The data below must be copied in full and without any change.

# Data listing
_ _ _ _

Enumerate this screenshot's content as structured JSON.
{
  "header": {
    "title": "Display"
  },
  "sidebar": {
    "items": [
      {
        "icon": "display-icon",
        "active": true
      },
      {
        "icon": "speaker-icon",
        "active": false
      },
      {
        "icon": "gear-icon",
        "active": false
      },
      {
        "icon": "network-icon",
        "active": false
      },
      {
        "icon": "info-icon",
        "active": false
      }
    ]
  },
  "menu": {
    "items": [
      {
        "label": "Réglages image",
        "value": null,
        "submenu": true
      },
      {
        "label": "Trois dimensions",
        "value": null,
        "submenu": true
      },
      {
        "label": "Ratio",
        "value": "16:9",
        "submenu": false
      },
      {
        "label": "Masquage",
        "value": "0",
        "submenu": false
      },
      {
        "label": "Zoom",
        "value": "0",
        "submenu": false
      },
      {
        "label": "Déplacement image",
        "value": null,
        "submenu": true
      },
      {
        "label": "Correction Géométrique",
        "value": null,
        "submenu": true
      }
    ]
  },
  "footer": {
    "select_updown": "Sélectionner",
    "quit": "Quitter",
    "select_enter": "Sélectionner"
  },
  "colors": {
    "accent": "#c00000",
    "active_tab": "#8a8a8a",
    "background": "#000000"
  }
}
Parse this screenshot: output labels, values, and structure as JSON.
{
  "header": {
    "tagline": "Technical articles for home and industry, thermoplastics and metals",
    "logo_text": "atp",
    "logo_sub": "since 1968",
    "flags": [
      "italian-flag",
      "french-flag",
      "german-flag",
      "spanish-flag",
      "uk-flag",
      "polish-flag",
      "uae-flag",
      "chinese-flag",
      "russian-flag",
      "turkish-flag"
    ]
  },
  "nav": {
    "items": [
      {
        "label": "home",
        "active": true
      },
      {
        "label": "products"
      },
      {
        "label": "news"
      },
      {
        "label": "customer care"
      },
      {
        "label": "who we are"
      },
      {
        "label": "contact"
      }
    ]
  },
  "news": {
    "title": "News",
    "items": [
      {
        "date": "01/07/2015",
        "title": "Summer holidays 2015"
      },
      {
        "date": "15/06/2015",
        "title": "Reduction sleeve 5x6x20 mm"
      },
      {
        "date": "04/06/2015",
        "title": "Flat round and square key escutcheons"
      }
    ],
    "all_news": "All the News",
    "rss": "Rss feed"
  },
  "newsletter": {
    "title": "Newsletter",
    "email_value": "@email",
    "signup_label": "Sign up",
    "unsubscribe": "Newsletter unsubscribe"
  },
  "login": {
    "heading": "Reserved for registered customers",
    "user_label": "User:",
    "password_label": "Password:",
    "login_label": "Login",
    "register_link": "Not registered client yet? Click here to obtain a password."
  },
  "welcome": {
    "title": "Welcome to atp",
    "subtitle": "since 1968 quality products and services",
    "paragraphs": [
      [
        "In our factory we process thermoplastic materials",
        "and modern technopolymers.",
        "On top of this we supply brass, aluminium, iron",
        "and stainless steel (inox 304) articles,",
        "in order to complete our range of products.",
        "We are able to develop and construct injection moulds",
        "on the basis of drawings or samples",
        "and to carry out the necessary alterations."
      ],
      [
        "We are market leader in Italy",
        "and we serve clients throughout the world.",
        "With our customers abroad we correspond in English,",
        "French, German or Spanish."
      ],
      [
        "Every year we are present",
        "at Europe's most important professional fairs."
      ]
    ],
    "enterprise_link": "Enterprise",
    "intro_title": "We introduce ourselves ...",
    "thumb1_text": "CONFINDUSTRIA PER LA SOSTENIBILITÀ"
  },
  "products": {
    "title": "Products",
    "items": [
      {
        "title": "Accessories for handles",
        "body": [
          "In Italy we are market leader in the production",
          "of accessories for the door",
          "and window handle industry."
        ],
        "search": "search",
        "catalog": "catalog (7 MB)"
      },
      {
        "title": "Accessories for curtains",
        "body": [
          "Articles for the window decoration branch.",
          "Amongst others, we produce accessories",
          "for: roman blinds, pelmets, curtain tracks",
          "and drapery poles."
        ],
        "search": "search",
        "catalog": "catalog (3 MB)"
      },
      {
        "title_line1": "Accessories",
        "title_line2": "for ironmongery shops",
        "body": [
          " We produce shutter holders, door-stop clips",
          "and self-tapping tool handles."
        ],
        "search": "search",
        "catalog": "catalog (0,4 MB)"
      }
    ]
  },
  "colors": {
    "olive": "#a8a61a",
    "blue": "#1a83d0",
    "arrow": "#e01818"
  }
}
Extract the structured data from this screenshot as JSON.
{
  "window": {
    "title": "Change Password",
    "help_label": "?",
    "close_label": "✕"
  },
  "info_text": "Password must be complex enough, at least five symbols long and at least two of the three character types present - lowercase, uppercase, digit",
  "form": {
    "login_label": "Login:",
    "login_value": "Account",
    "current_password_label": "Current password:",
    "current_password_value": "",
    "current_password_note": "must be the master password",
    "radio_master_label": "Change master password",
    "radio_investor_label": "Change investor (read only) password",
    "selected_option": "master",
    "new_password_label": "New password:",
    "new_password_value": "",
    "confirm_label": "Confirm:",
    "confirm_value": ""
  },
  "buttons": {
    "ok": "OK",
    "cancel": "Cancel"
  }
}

_ _ _ _

# Correct answer
Enumerate this screenshot's content as structured JSON.
{
  "header": {
    "title": "Display"
  },
  "sidebar": {
    "items": [
      {
        "icon": "display-icon",
        "active": true
      },
      {
        "icon": "speaker-icon",
        "active": false
      },
      {
        "icon": "gear-icon",
        "active": false
      },
      {
        "icon": "network-icon",
        "active": false
      },
      {
        "icon": "info-icon",
        "active": false
      }
    ]
  },
  "menu": {
    "items": [
      {
        "label": "Réglages image",
        "value": null,
        "submenu": true
      },
      {
        "label": "Trois dimensions",
        "value": null,
        "submenu": true
      },
      {
        "label": "Ratio",
        "value": "16:9",
        "submenu": false
      },
      {
        "label": "Masquage",
        "value": "0",
        "submenu": false
      },
      {
        "label": "Zoom",
        "value": "0",
        "submenu": false
      },
      {
        "label": "Déplacement image",
        "value": null,
        "submenu": true
      },
      {
        "label": "Correction Géométrique",
        "value": null,
        "submenu": true
      }
    ]
  },
  "footer": {
    "select_updown": "Sélectionner",
    "quit": "Quitter",
    "select_enter": "Sélectionner"
  },
  "colors": {
    "accent": "#c00000",
    "active_tab": "#8a8a8a",
    "background": "#000000"
  }
}
Parse this screenshot: output labels, values, and structure as JSON.
{
  "header": {
    "tagline": "Technical articles for home and industry, thermoplastics and metals",
    "logo_text": "atp",
    "logo_sub": "since 1968",
    "flags": [
      "italian-flag",
      "french-flag",
      "german-flag",
      "spanish-flag",
      "uk-flag",
      "polish-flag",
      "uae-flag",
      "chinese-flag",
      "russian-flag",
      "turkish-flag"
    ]
  },
  "nav": {
    "items": [
      {
        "label": "home",
        "active": true
      },
      {
        "label": "products"
      },
      {
        "label": "news"
      },
      {
        "label": "customer care"
      },
      {
        "label": "who we are"
      },
      {
        "label": "contact"
      }
    ]
  },
  "news": {
    "title": "News",
    "items": [
      {
        "date": "01/07/2015",
        "title": "Summer holidays 2015"
      },
      {
        "date": "15/06/2015",
        "title": "Reduction sleeve 5x6x20 mm"
      },
      {
        "date": "04/06/2015",
        "title": "Flat round and square key escutcheons"
      }
    ],
    "all_news": "All the News",
    "rss": "Rss feed"
  },
  "newsletter": {
    "title": "Newsletter",
    "email_value": "@email",
    "signup_label": "Sign up",
    "unsubscribe": "Newsletter unsubscribe"
  },
  "login": {
    "heading": "Reserved for registered customers",
    "user_label": "User:",
    "password_label": "Password:",
    "login_label": "Login",
    "register_link": "Not registered client yet? Click here to obtain a password."
  },
  "welcome": {
    "title": "Welcome to atp",
    "subtitle": "since 1968 quality products and services",
    "paragraphs": [
      [
        "In our factory we process thermoplastic materials",
        "and modern technopolymers.",
        "On top of this we supply brass, aluminium, iron",
        "and stainless steel (inox 304) articles,",
        "in order to complete our range of products.",
        "We are able to develop and construct injection moulds",
        "on the basis of drawings or samples",
        "and to carry out the necessary alterations."
      ],
      [
        "We are market leader in Italy",
        "and we serve clients throughout the world.",
        "With our customers abroad we correspond in English,",
        "French, German or Spanish."
      ],
      [
        "Every year we are present",
        "at Europe's most important professional fairs."
      ]
    ],
    "enterprise_link": "Enterprise",
    "intro_title": "We introduce ourselves ...",
    "thumb1_text": "CONFINDUSTRIA PER LA SOSTENIBILITÀ"
  },
  "products": {
    "title": "Products",
    "items": [
      {
        "title": "Accessories for handles",
        "body": [
          "In Italy we are market leader in the production",
          "of accessories for the door",
          "and window handle industry."
        ],
        "search": "search",
        "catalog": "catalog (7 MB)"
      },
      {
        "title": "Accessories for curtains",
        "body": [
          "Articles for the window decoration branch.",
          "Amongst others, we produce accessories",
          "for: roman blinds, pelmets, curtain tracks",
          "and drapery poles."
        ],
        "search": "search",
        "catalog": "catalog (3 MB)"
      },
      {
        "title_line1": "Accessories",
        "title_line2": "for ironmongery shops",
        "body": [
          " We produce shutter holders, door-stop clips",
          "and self-tapping tool handles."
        ],
        "search": "search",
        "catalog": "catalog (0,4 MB)"
      }
    ]
  },
  "colors": {
    "olive": "#a8a61a",
    "blue": "#1a83d0",
    "arrow": "#e01818"
  }
}
Extract the structured data from this screenshot as JSON.
{
  "window": {
    "title": "Change Password",
    "help_label": "?",
    "close_label": "✕"
  },
  "info_text": "Password must be complex enough, at least five symbols long and at least two of the three character types present - lowercase, uppercase, digit",
  "form": {
    "login_label": "Login:",
    "login_value": "Account",
    "current_password_label": "Current password:",
    "current_password_value": "",
    "current_password_note": "must be the master password",
    "radio_master_label": "Change master password",
    "radio_investor_label": "Change investor (read only) password",
    "selected_option": "master",
    "new_password_label": "New password:",
    "new_password_value": "",
    "confirm_label": "Confirm:",
    "confirm_value": ""
  },
  "buttons": {
    "ok": "OK",
    "cancel": "Cancel"
  }
}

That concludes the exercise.